EXERCISE. Return the material word for word. Do not include the pictures.

= = = = =

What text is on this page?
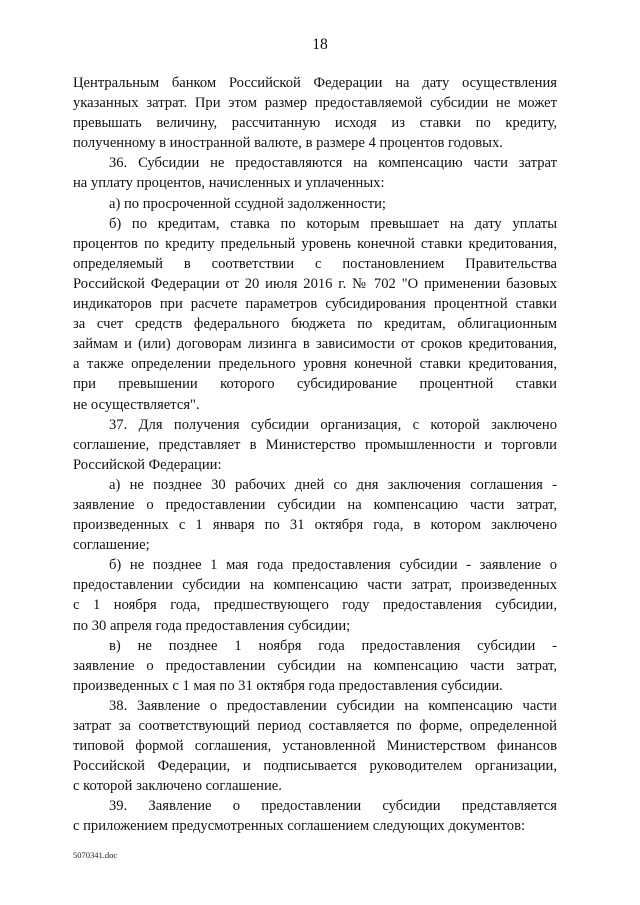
18

Центральным банком Российской Федерации на дату осуществления

указанных затрат. При этом размер предоставляемой субсидии не может

превышать величину, рассчитанную исходя из ставки по кредиту,

полученному в иностранной валюте, в размере 4 процентов годовых.

36. Субсидии не предоставляются на компенсацию части затрат

на уплату процентов, начисленных и уплаченных:

а) по просроченной ссудной задолженности;

б) по кредитам, ставка по которым превышает на дату уплаты

процентов по кредиту предельный уровень конечной ставки кредитования,

определяемый в соответствии с постановлением Правительства

Российской Федерации от 20 июля 2016 г. № 702 "О применении базовых

индикаторов при расчете параметров субсидирования процентной ставки

за счет средств федерального бюджета по кредитам, облигационным

займам и (или) договорам лизинга в зависимости от сроков кредитования,

а также определении предельного уровня конечной ставки кредитования,

при превышении которого субсидирование процентной ставки

не осуществляется".

37. Для получения субсидии организация, с которой заключено

соглашение, представляет в Министерство промышленности и торговли

Российской Федерации:

а) не позднее 30 рабочих дней со дня заключения соглашения -

заявление о предоставлении субсидии на компенсацию части затрат,

произведенных с 1 января по 31 октября года, в котором заключено

соглашение;

б) не позднее 1 мая года предоставления субсидии - заявление о

предоставлении субсидии на компенсацию части затрат, произведенных

с 1 ноября года, предшествующего году предоставления субсидии,

по 30 апреля года предоставления субсидии;

в) не позднее 1 ноября года предоставления субсидии -

заявление о предоставлении субсидии на компенсацию части затрат,

произведенных с 1 мая по 31 октября года предоставления субсидии.

38. Заявление о предоставлении субсидии на компенсацию части

затрат за соответствующий период составляется по форме, определенной

типовой формой соглашения, установленной Министерством финансов

Российской Федерации, и подписывается руководителем организации,

с которой заключено соглашение.

39. Заявление о предоставлении субсидии представляется

с приложением предусмотренных соглашением следующих документов:

5070341.doc
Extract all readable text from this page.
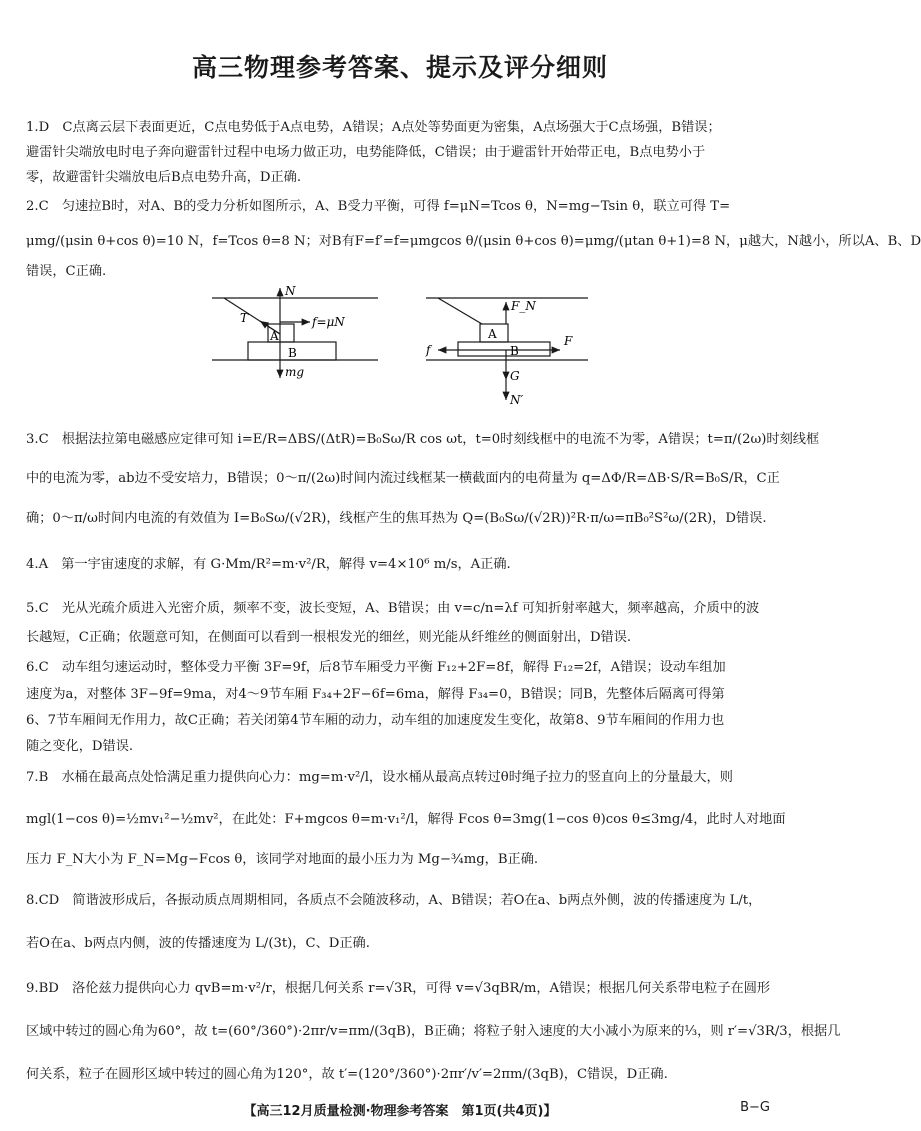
高三物理参考答案、提示及评分细则
1.D　C点离云层下表面更近，C点电势低于A点电势，A错误；A点处等势面更为密集，A点场强大于C点场强，B错误；
避雷针尖端放电时电子奔向避雷针过程中电场力做正功，电势能降低，C错误；由于避雷针开始带正电，B点电势小于
零，故避雷针尖端放电后B点电势升高，D正确.
2.C　匀速拉B时，对A、B的受力分析如图所示，A、B受力平衡，可得 f=μN=Tcos θ，N=mg−Tsin θ，联立可得 T=
μmg/(μsin θ+cos θ)=10 N，f=Tcos θ=8 N；对B有F=f′=f=μmgcos θ/(μsin θ+cos θ)=μmg/(μtan θ+1)=8 N，μ越大，N越小，所以A、B、D
错误，C正确.
3.C　根据法拉第电磁感应定律可知 i=E/R=ΔBS/(ΔtR)=B₀Sω/R cos ωt，t=0时刻线框中的电流不为零，A错误；t=π/(2ω)时刻线框
中的电流为零，ab边不受安培力，B错误；0～π/(2ω)时间内流过线框某一横截面内的电荷量为 q=ΔΦ/R=ΔB·S/R=B₀S/R，C正
确；0～π/ω时间内电流的有效值为 I=B₀Sω/(√2R)，线框产生的焦耳热为 Q=(B₀Sω/(√2R))²R·π/ω=πB₀²S²ω/(2R)，D错误.
4.A　第一宇宙速度的求解，有 G·Mm/R²=m·v²/R，解得 v=4×10⁶ m/s，A正确.
5.C　光从光疏介质进入光密介质，频率不变，波长变短，A、B错误；由 v=c/n=λf 可知折射率越大，频率越高，介质中的波
长越短，C正确；依题意可知，在侧面可以看到一根根发光的细丝，则光能从纤维丝的侧面射出，D错误.
6.C　动车组匀速运动时，整体受力平衡 3F=9f，后8节车厢受力平衡 F₁₂+2F=8f，解得 F₁₂=2f，A错误；设动车组加
速度为a，对整体 3F−9f=9ma，对4～9节车厢 F₃₄+2F−6f=6ma，解得 F₃₄=0，B错误；同B，先整体后隔离可得第
6、7节车厢间无作用力，故C正确；若关闭第4节车厢的动力，动车组的加速度发生变化，故第8、9节车厢间的作用力也
随之变化，D错误.
7.B　水桶在最高点处恰满足重力提供向心力：mg=m·v²/l，设水桶从最高点转过θ时绳子拉力的竖直向上的分量最大，则
mgl(1−cos θ)=½mv₁²−½mv²，在此处：F+mgcos θ=m·v₁²/l，解得 Fcos θ=3mg(1−cos θ)cos θ≤3mg/4，此时人对地面
压力 F_N大小为 F_N=Mg−Fcos θ，该同学对地面的最小压力为 Mg−¾mg，B正确.
8.CD　简谐波形成后，各振动质点周期相同，各质点不会随波移动，A、B错误；若O在a、b两点外侧，波的传播速度为 L/t，
若O在a、b两点内侧，波的传播速度为 L/(3t)，C、D正确.
9.BD　洛伦兹力提供向心力 qvB=m·v²/r，根据几何关系 r=√3R，可得 v=√3qBR/m，A错误；根据几何关系带电粒子在圆形
区域中转过的圆心角为60°，故 t=(60°/360°)·2πr/v=πm/(3qB)，B正确；将粒子射入速度的大小减小为原来的⅓，则 r′=√3R/3，根据几
何关系，粒子在圆形区域中转过的圆心角为120°，故 t′=(120°/360°)·2πr′/v′=2πm/(3qB)，C错误，D正确.
N
T	f=μN
A
B
mg
F_N
A
f	B
F
G
N′
【高三12月质量检测·物理参考答案　第1页(共4页)】	B−G
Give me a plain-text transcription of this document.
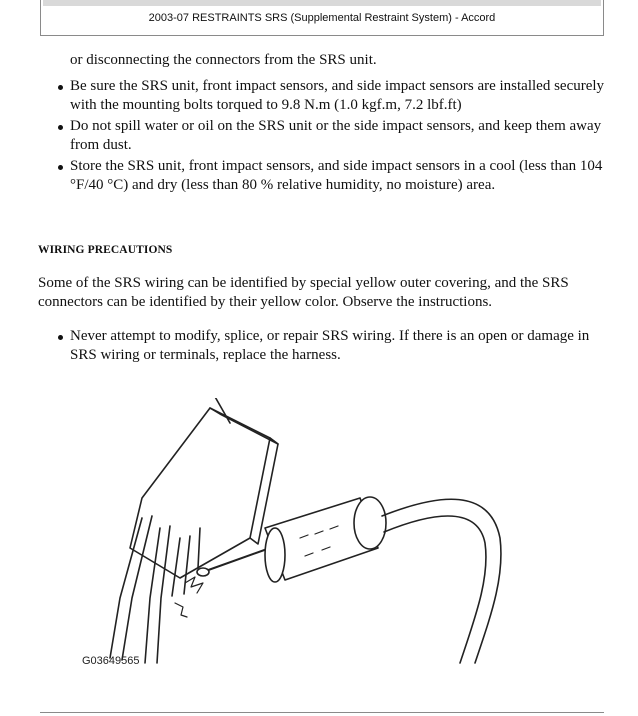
2003-07 RESTRAINTS SRS (Supplemental Restraint System) - Accord
or disconnecting the connectors from the SRS unit.
Be sure the SRS unit, front impact sensors, and side impact sensors are installed securely with the mounting bolts torqued to 9.8 N.m (1.0 kgf.m, 7.2 lbf.ft)
Do not spill water or oil on the SRS unit or the side impact sensors, and keep them away from dust.
Store the SRS unit, front impact sensors, and side impact sensors in a cool (less than 104 °F/40 °C) and dry (less than 80 % relative humidity, no moisture) area.
WIRING PRECAUTIONS
Some of the SRS wiring can be identified by special yellow outer covering, and the SRS connectors can be identified by their yellow color. Observe the instructions.
Never attempt to modify, splice, or repair SRS wiring. If there is an open or damage in SRS wiring or terminals, replace the harness.
G03649565
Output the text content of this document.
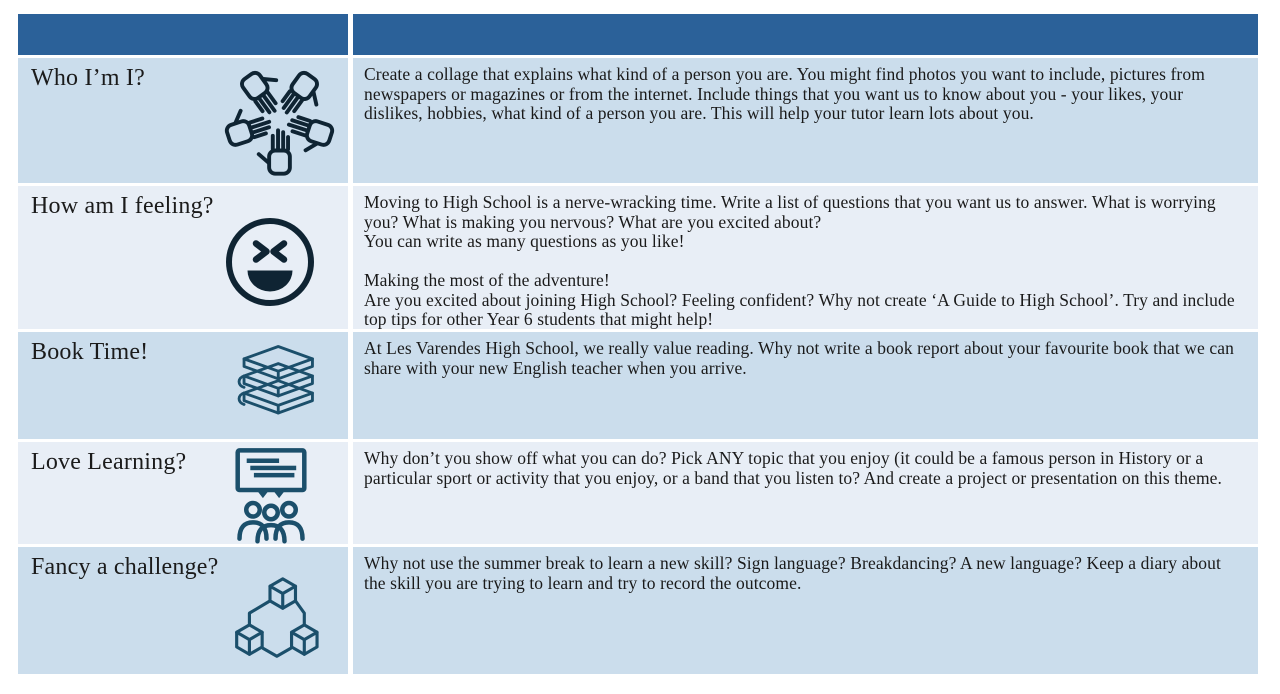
Who I’m I?	Create a collage that explains what kind of a person you are. You might find photos you want to include, pictures from newspapers or magazines or from the internet. Include things that you want us to know about you - your likes, your dislikes, hobbies, what kind of a person you are. This will help your tutor learn lots about you.

How am I feeling?	Moving to High School is a nerve-wracking time. Write a list of questions that you want us to answer. What is worrying you? What is making you nervous? What are you excited about?

You can write as many questions as you like!

Making the most of the adventure!

Are you excited about joining High School? Feeling confident? Why not create ‘A Guide to High School’. Try and include top tips for other Year 6 students that might help!

Book Time!	At Les Varendes High School, we really value reading. Why not write a book report about your favourite book that we can share with your new English teacher when you arrive.

Love Learning?	Why don’t you show off what you can do? Pick ANY topic that you enjoy (it could be a famous person in History or a particular sport or activity that you enjoy, or a band that you listen to? And create a project or presentation on this theme.

Fancy a challenge?	Why not use the summer break to learn a new skill? Sign language? Breakdancing? A new language? Keep a diary about the skill you are trying to learn and try to record the outcome.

= = = = =

TASK SOLUTION.
What text is on this page?
18

Центральным банком Российской Федерации на дату осуществления

указанных затрат. При этом размер предоставляемой субсидии не может

превышать величину, рассчитанную исходя из ставки по кредиту,

полученному в иностранной валюте, в размере 4 процентов годовых.

36. Субсидии не предоставляются на компенсацию части затрат

на уплату процентов, начисленных и уплаченных:

а) по просроченной ссудной задолженности;

б) по кредитам, ставка по которым превышает на дату уплаты

процентов по кредиту предельный уровень конечной ставки кредитования,

определяемый в соответствии с постановлением Правительства

Российской Федерации от 20 июля 2016 г. № 702 "О применении базовых

индикаторов при расчете параметров субсидирования процентной ставки

за счет средств федерального бюджета по кредитам, облигационным

займам и (или) договорам лизинга в зависимости от сроков кредитования,

а также определении предельного уровня конечной ставки кредитования,

при превышении которого субсидирование процентной ставки

не осуществляется".

37. Для получения субсидии организация, с которой заключено

соглашение, представляет в Министерство промышленности и торговли

Российской Федерации:

а) не позднее 30 рабочих дней со дня заключения соглашения -

заявление о предоставлении субсидии на компенсацию части затрат,

произведенных с 1 января по 31 октября года, в котором заключено

соглашение;

б) не позднее 1 мая года предоставления субсидии - заявление о

предоставлении субсидии на компенсацию части затрат, произведенных

с 1 ноября года, предшествующего году предоставления субсидии,

по 30 апреля года предоставления субсидии;

в) не позднее 1 ноября года предоставления субсидии -

заявление о предоставлении субсидии на компенсацию части затрат,

произведенных с 1 мая по 31 октября года предоставления субсидии.

38. Заявление о предоставлении субсидии на компенсацию части

затрат за соответствующий период составляется по форме, определенной

типовой формой соглашения, установленной Министерством финансов

Российской Федерации, и подписывается руководителем организации,

с которой заключено соглашение.

39. Заявление о предоставлении субсидии представляется

с приложением предусмотренных соглашением следующих документов:

5070341.doc
Extract all readable text from this page.
高三物理参考答案、提示及评分细则
1.D　C点离云层下表面更近，C点电势低于A点电势，A错误；A点处等势面更为密集，A点场强大于C点场强，B错误；
避雷针尖端放电时电子奔向避雷针过程中电场力做正功，电势能降低，C错误；由于避雷针开始带正电，B点电势小于
零，故避雷针尖端放电后B点电势升高，D正确.
2.C　匀速拉B时，对A、B的受力分析如图所示，A、B受力平衡，可得 f=μN=Tcos θ，N=mg−Tsin θ，联立可得 T=
μmg/(μsin θ+cos θ)=10 N，f=Tcos θ=8 N；对B有F=f′=f=μmgcos θ/(μsin θ+cos θ)=μmg/(μtan θ+1)=8 N，μ越大，N越小，所以A、B、D
错误，C正确.
3.C　根据法拉第电磁感应定律可知 i=E/R=ΔBS/(ΔtR)=B₀Sω/R cos ωt，t=0时刻线框中的电流不为零，A错误；t=π/(2ω)时刻线框
中的电流为零，ab边不受安培力，B错误；0～π/(2ω)时间内流过线框某一横截面内的电荷量为 q=ΔΦ/R=ΔB·S/R=B₀S/R，C正
确；0～π/ω时间内电流的有效值为 I=B₀Sω/(√2R)，线框产生的焦耳热为 Q=(B₀Sω/(√2R))²R·π/ω=πB₀²S²ω/(2R)，D错误.
4.A　第一宇宙速度的求解，有 G·Mm/R²=m·v²/R，解得 v=4×10⁶ m/s，A正确.
5.C　光从光疏介质进入光密介质，频率不变，波长变短，A、B错误；由 v=c/n=λf 可知折射率越大，频率越高，介质中的波
长越短，C正确；依题意可知，在侧面可以看到一根根发光的细丝，则光能从纤维丝的侧面射出，D错误.
6.C　动车组匀速运动时，整体受力平衡 3F=9f，后8节车厢受力平衡 F₁₂+2F=8f，解得 F₁₂=2f，A错误；设动车组加
速度为a，对整体 3F−9f=9ma，对4～9节车厢 F₃₄+2F−6f=6ma，解得 F₃₄=0，B错误；同B，先整体后隔离可得第
6、7节车厢间无作用力，故C正确；若关闭第4节车厢的动力，动车组的加速度发生变化，故第8、9节车厢间的作用力也
随之变化，D错误.
7.B　水桶在最高点处恰满足重力提供向心力：mg=m·v²/l，设水桶从最高点转过θ时绳子拉力的竖直向上的分量最大，则
mgl(1−cos θ)=½mv₁²−½mv²，在此处：F+mgcos θ=m·v₁²/l，解得 Fcos θ=3mg(1−cos θ)cos θ≤3mg/4，此时人对地面
压力 F_N大小为 F_N=Mg−Fcos θ，该同学对地面的最小压力为 Mg−¾mg，B正确.
8.CD　简谐波形成后，各振动质点周期相同，各质点不会随波移动，A、B错误；若O在a、b两点外侧，波的传播速度为 L/t，
若O在a、b两点内侧，波的传播速度为 L/(3t)，C、D正确.
9.BD　洛伦兹力提供向心力 qvB=m·v²/r，根据几何关系 r=√3R，可得 v=√3qBR/m，A错误；根据几何关系带电粒子在圆形
区域中转过的圆心角为60°，故 t=(60°/360°)·2πr/v=πm/(3qB)，B正确；将粒子射入速度的大小减小为原来的⅓，则 r′=√3R/3，根据几
何关系，粒子在圆形区域中转过的圆心角为120°，故 t′=(120°/360°)·2πr′/v′=2πm/(3qB)，C错误，D正确.
N
T	f=μN
A
B
mg
F_N
A
f	B
F
G
N′
【高三12月质量检测·物理参考答案　第1页(共4页)】	B−G
Give me a plain-text transcription of this document.
2003-07 RESTRAINTS SRS (Supplemental Restraint System) - Accord
or disconnecting the connectors from the SRS unit.
Be sure the SRS unit, front impact sensors, and side impact sensors are installed securely with the mounting bolts torqued to 9.8 N.m (1.0 kgf.m, 7.2 lbf.ft)
Do not spill water or oil on the SRS unit or the side impact sensors, and keep them away from dust.
Store the SRS unit, front impact sensors, and side impact sensors in a cool (less than 104 °F/40 °C) and dry (less than 80 % relative humidity, no moisture) area.
WIRING PRECAUTIONS
Some of the SRS wiring can be identified by special yellow outer covering, and the SRS connectors can be identified by their yellow color. Observe the instructions.
Never attempt to modify, splice, or repair SRS wiring. If there is an open or damage in SRS wiring or terminals, replace the harness.
G03649565
Output the text content of this document.
Who I’m I?	Create a collage that explains what kind of a person you are. You might find photos you want to include, pictures from newspapers or magazines or from the internet. Include things that you want us to know about you - your likes, your dislikes, hobbies, what kind of a person you are. This will help your tutor learn lots about you.

How am I feeling?	Moving to High School is a nerve-wracking time. Write a list of questions that you want us to answer. What is worrying you? What is making you nervous? What are you excited about?

You can write as many questions as you like!

Making the most of the adventure!

Are you excited about joining High School? Feeling confident? Why not create ‘A Guide to High School’. Try and include top tips for other Year 6 students that might help!

Book Time!	At Les Varendes High School, we really value reading. Why not write a book report about your favourite book that we can share with your new English teacher when you arrive.

Love Learning?	Why don’t you show off what you can do? Pick ANY topic that you enjoy (it could be a famous person in History or a particular sport or activity that you enjoy, or a band that you listen to? And create a project or presentation on this theme.

Fancy a challenge?	Why not use the summer break to learn a new skill? Sign language? Breakdancing? A new language? Keep a diary about the skill you are trying to learn and try to record the outcome.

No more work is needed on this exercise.